(Records provided)
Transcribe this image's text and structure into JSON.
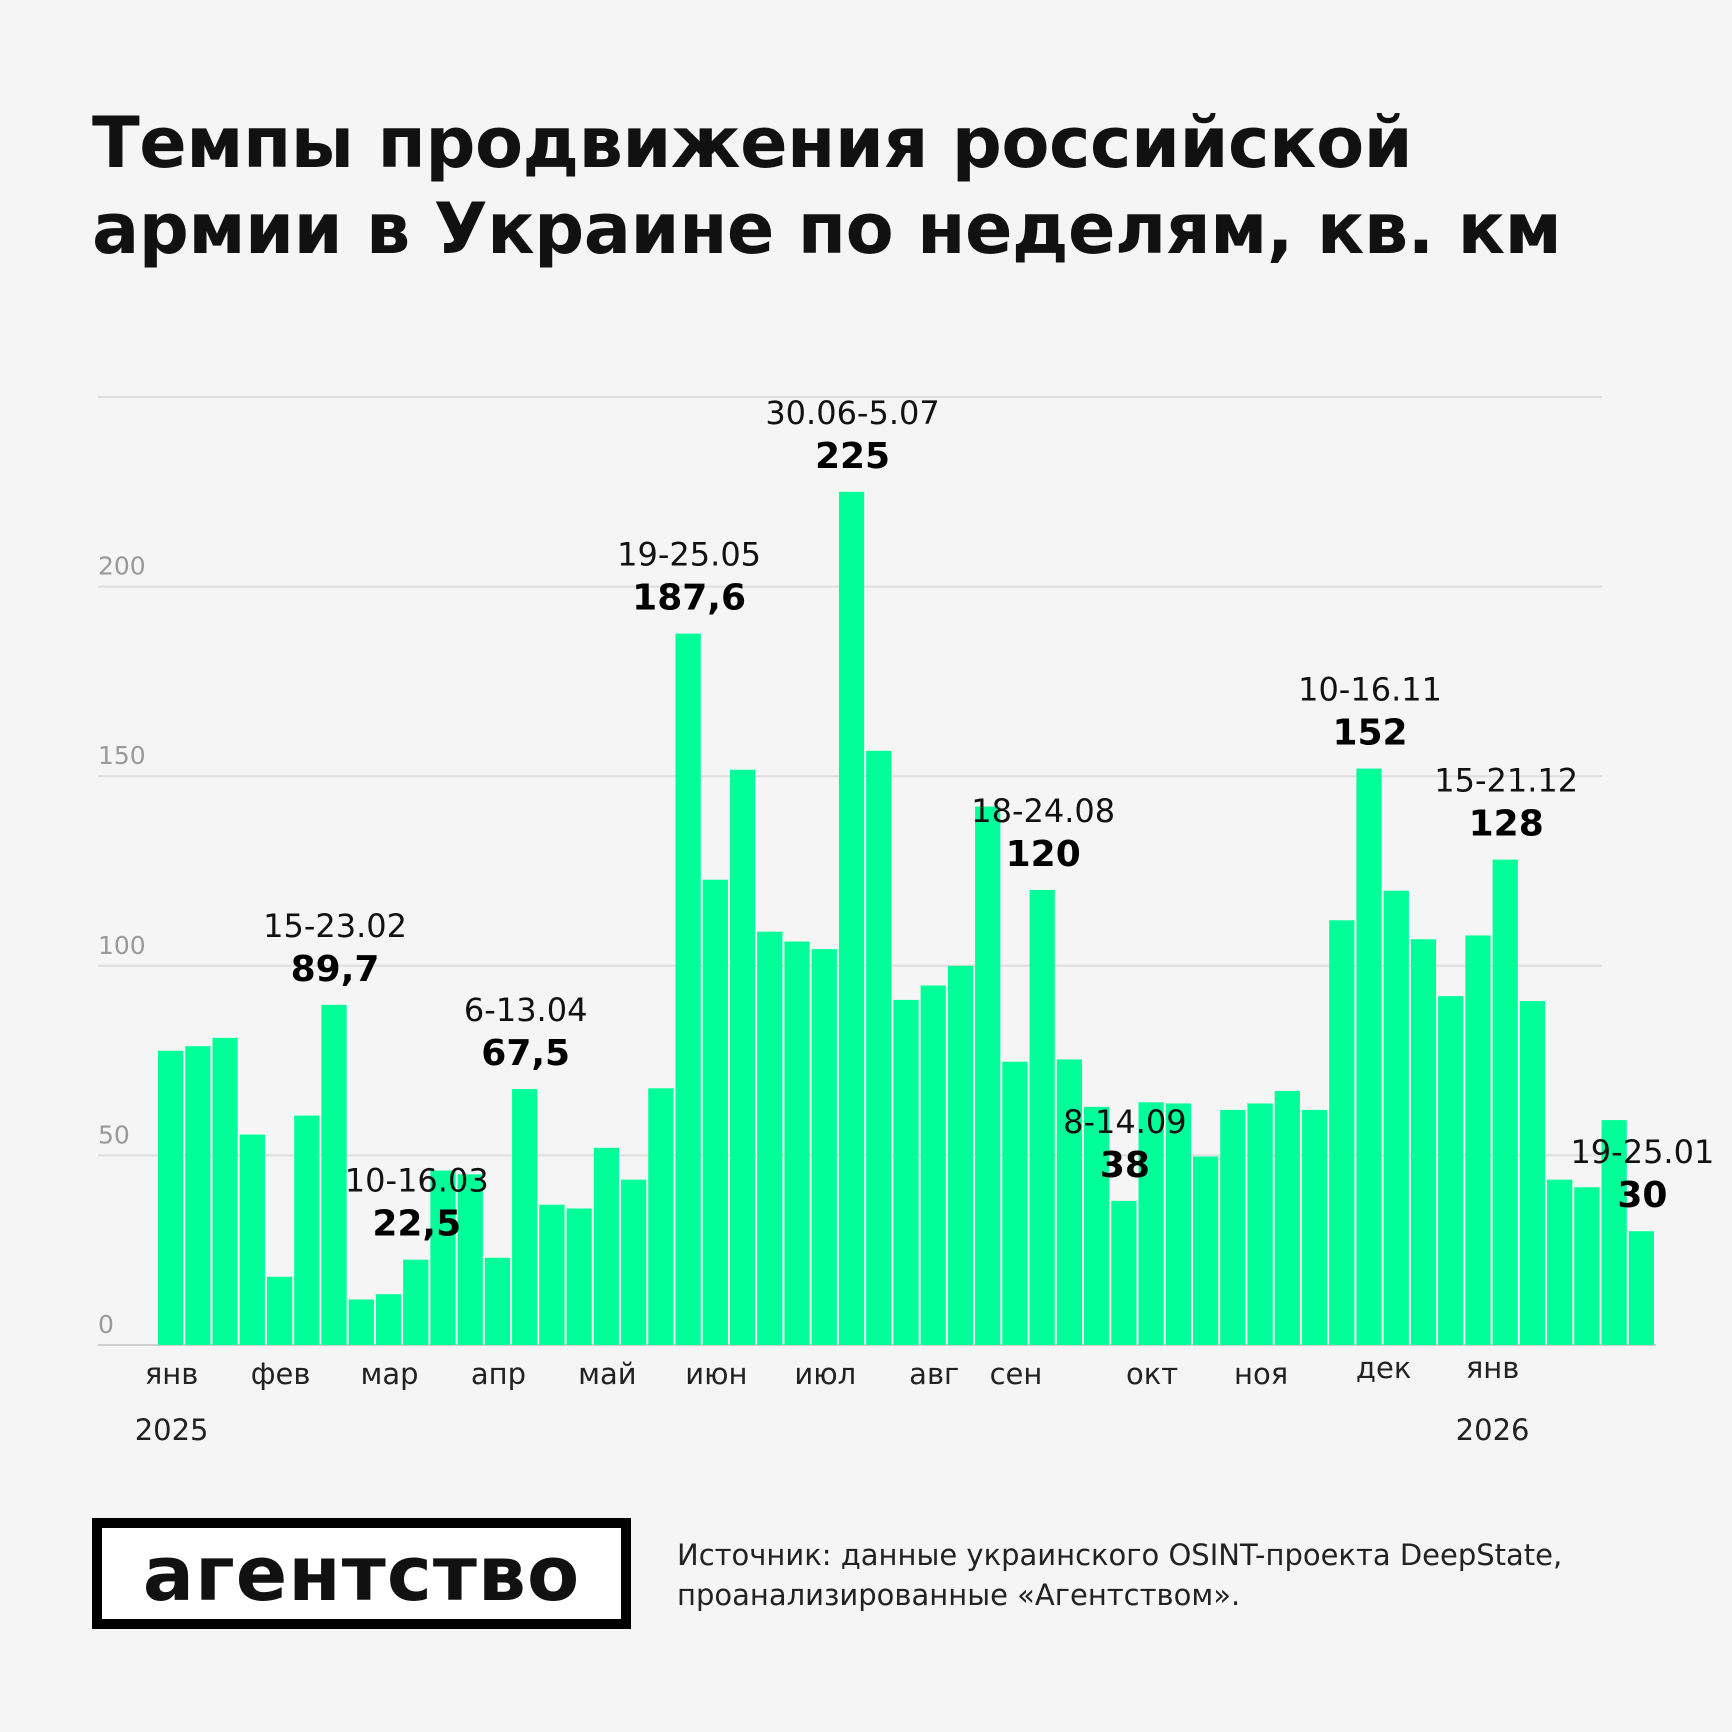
{
  "title": "Темпы продвижения российской армии в Украине по неделям, кв. км",
  "chart_data": {
    "type": "bar",
    "title": "Темпы продвижения российской армии в Украине по неделям, кв. км",
    "ylim": [
      0,
      250
    ],
    "yticks": [
      "0",
      "50",
      "100",
      "150",
      "200"
    ],
    "grid": true,
    "bar_color": "#00ff99",
    "values": [
      77.6,
      78.8,
      81,
      55.5,
      18,
      60.5,
      89.7,
      12,
      13.4,
      22.5,
      46,
      45,
      23,
      67.5,
      37,
      36,
      52,
      43.6,
      67.7,
      187.6,
      122.7,
      151.7,
      109,
      106.4,
      104.4,
      225,
      156.7,
      91,
      94.8,
      100,
      142,
      74.7,
      120,
      75.3,
      62.8,
      38,
      64,
      63.7,
      49.7,
      62,
      63.7,
      67,
      62,
      112,
      152,
      119.8,
      107,
      92,
      108,
      128,
      90.7,
      43.6,
      41.6,
      59.3,
      30
    ],
    "months": [
      {
        "label": "янв",
        "bar": 0
      },
      {
        "label": "фев",
        "bar": 4
      },
      {
        "label": "мар",
        "bar": 8
      },
      {
        "label": "апр",
        "bar": 12
      },
      {
        "label": "май",
        "bar": 16
      },
      {
        "label": "июн",
        "bar": 20
      },
      {
        "label": "июл",
        "bar": 24
      },
      {
        "label": "авг",
        "bar": 28
      },
      {
        "label": "сен",
        "bar": 31
      },
      {
        "label": "окт",
        "bar": 36
      },
      {
        "label": "ноя",
        "bar": 40
      },
      {
        "label": "дек",
        "bar": 44.5
      },
      {
        "label": "янв",
        "bar": 48.5
      }
    ],
    "years": [
      {
        "label": "2025",
        "bar": 0
      },
      {
        "label": "2026",
        "bar": 48.5
      }
    ],
    "annotations": [
      {
        "bar": 6,
        "date": "15-23.02",
        "value": "89,7"
      },
      {
        "bar": 9,
        "date": "10-16.03",
        "value": "22,5"
      },
      {
        "bar": 13,
        "date": "6-13.04",
        "value": "67,5"
      },
      {
        "bar": 19,
        "date": "19-25.05",
        "value": "187,6"
      },
      {
        "bar": 25,
        "date": "30.06-5.07",
        "value": "225"
      },
      {
        "bar": 32,
        "date": "18-24.08",
        "value": "120"
      },
      {
        "bar": 35,
        "date": "8-14.09",
        "value": "38"
      },
      {
        "bar": 44,
        "date": "10-16.11",
        "value": "152"
      },
      {
        "bar": 49,
        "date": "15-21.12",
        "value": "128"
      },
      {
        "bar": 54,
        "date": "19-25.01",
        "value": "30"
      }
    ]
  },
  "logo": "агентство",
  "source": {
    "line1": "Источник: данные украинского OSINT-проекта DeepState,",
    "line2": "проанализированные «Агентством»."
  }
}
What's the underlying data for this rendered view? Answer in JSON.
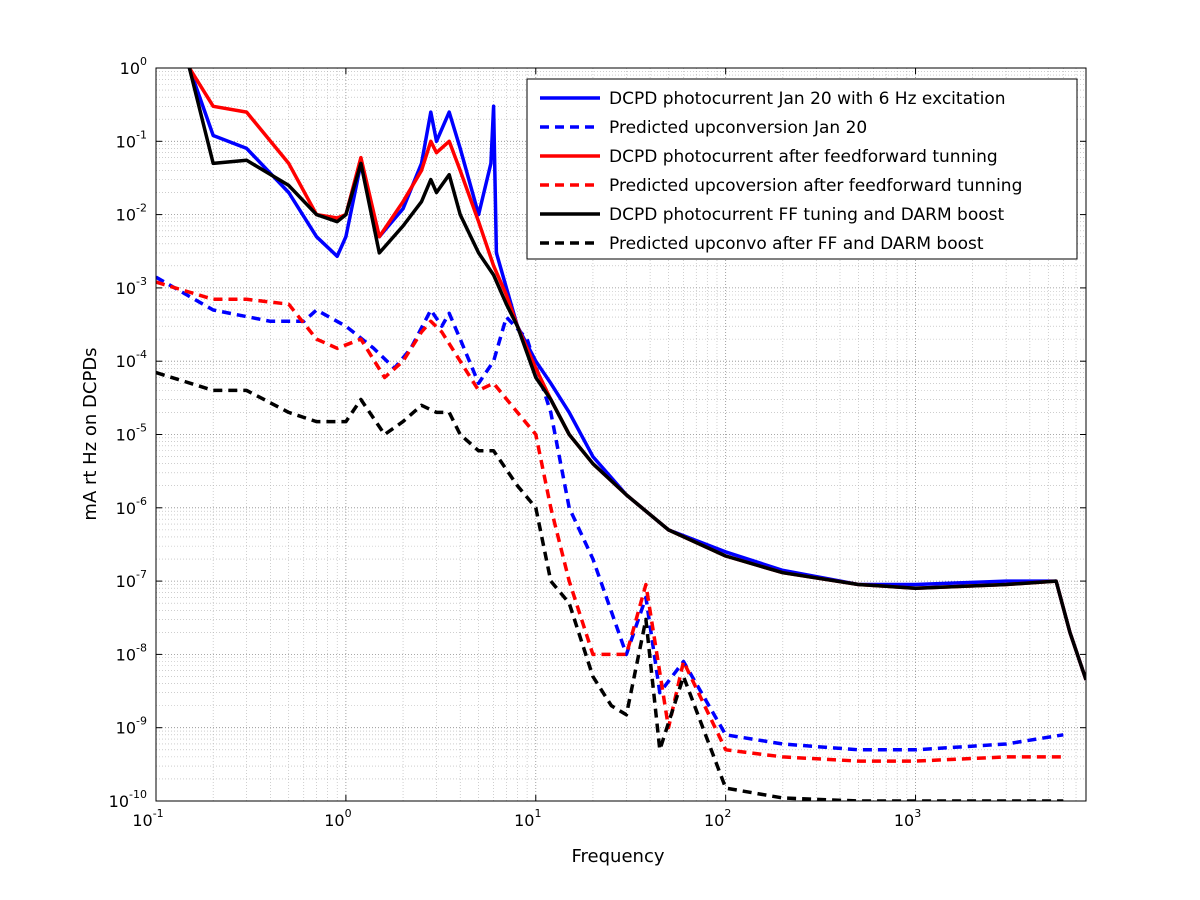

(Instruction)
Look through the listing above and count the lines where the string "title" appears. Report the number only.

(Written response)
2